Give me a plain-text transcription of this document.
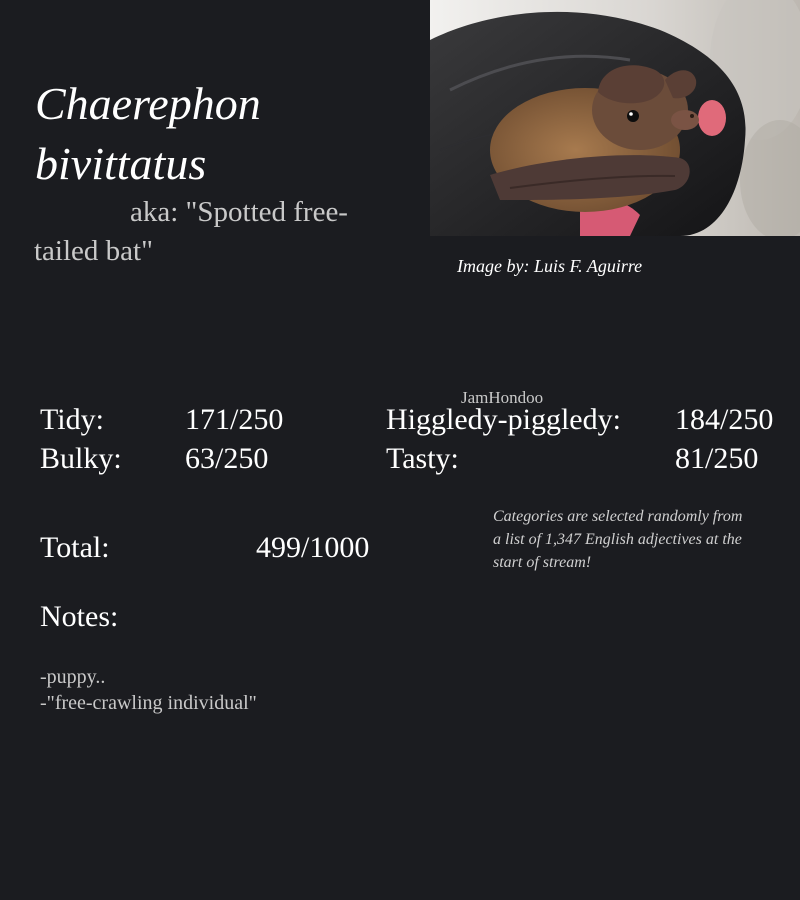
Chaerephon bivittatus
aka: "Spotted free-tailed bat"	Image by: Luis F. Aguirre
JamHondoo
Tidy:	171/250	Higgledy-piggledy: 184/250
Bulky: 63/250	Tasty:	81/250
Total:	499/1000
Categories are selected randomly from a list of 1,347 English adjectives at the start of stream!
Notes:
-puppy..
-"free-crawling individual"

DO THIS: Repeat the data exactly, excluding the pictures.

TASK RESULT:
Give me a plain-text transcription of this document.
Chaerephon bivittatus
aka: "Spotted free-tailed bat"	Image by: Luis F. Aguirre
JamHondoo
Tidy:	171/250	Higgledy-piggledy: 184/250
Bulky: 63/250	Tasty:	81/250
Total:	499/1000
Categories are selected randomly from a list of 1,347 English adjectives at the start of stream!
Notes:
-puppy..
-"free-crawling individual"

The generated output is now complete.